[Saved data entries]

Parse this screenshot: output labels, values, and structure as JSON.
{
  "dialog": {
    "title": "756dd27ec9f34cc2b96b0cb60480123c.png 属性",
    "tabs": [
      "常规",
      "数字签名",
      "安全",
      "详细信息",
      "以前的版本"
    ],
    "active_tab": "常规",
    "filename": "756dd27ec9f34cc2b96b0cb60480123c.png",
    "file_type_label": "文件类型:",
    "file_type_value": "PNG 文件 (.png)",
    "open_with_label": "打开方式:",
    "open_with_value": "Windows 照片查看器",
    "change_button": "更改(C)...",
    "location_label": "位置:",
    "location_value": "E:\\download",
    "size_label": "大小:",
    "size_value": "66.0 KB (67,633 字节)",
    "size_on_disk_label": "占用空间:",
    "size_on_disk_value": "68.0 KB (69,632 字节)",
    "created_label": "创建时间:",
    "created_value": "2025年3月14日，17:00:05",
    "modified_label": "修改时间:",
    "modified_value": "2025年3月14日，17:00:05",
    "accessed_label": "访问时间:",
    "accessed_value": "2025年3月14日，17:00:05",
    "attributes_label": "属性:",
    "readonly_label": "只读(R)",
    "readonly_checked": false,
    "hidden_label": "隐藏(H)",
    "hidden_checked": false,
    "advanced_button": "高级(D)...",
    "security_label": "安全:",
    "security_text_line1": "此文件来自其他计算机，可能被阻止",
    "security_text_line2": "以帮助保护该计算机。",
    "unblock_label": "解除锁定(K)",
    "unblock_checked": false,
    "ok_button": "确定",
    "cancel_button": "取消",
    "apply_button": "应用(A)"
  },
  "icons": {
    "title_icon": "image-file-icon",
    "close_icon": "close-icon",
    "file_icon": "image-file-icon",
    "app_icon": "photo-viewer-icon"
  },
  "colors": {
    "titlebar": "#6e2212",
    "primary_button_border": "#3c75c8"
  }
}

THE PROBLEM. Reproduce the entries above in full, verbatim.

ANSWER IN FULL.
Parse this screenshot: output labels, values, and structure as JSON.
{
  "dialog": {
    "title": "756dd27ec9f34cc2b96b0cb60480123c.png 属性",
    "tabs": [
      "常规",
      "数字签名",
      "安全",
      "详细信息",
      "以前的版本"
    ],
    "active_tab": "常规",
    "filename": "756dd27ec9f34cc2b96b0cb60480123c.png",
    "file_type_label": "文件类型:",
    "file_type_value": "PNG 文件 (.png)",
    "open_with_label": "打开方式:",
    "open_with_value": "Windows 照片查看器",
    "change_button": "更改(C)...",
    "location_label": "位置:",
    "location_value": "E:\\download",
    "size_label": "大小:",
    "size_value": "66.0 KB (67,633 字节)",
    "size_on_disk_label": "占用空间:",
    "size_on_disk_value": "68.0 KB (69,632 字节)",
    "created_label": "创建时间:",
    "created_value": "2025年3月14日，17:00:05",
    "modified_label": "修改时间:",
    "modified_value": "2025年3月14日，17:00:05",
    "accessed_label": "访问时间:",
    "accessed_value": "2025年3月14日，17:00:05",
    "attributes_label": "属性:",
    "readonly_label": "只读(R)",
    "readonly_checked": false,
    "hidden_label": "隐藏(H)",
    "hidden_checked": false,
    "advanced_button": "高级(D)...",
    "security_label": "安全:",
    "security_text_line1": "此文件来自其他计算机，可能被阻止",
    "security_text_line2": "以帮助保护该计算机。",
    "unblock_label": "解除锁定(K)",
    "unblock_checked": false,
    "ok_button": "确定",
    "cancel_button": "取消",
    "apply_button": "应用(A)"
  },
  "icons": {
    "title_icon": "image-file-icon",
    "close_icon": "close-icon",
    "file_icon": "image-file-icon",
    "app_icon": "photo-viewer-icon"
  },
  "colors": {
    "titlebar": "#6e2212",
    "primary_button_border": "#3c75c8"
  }
}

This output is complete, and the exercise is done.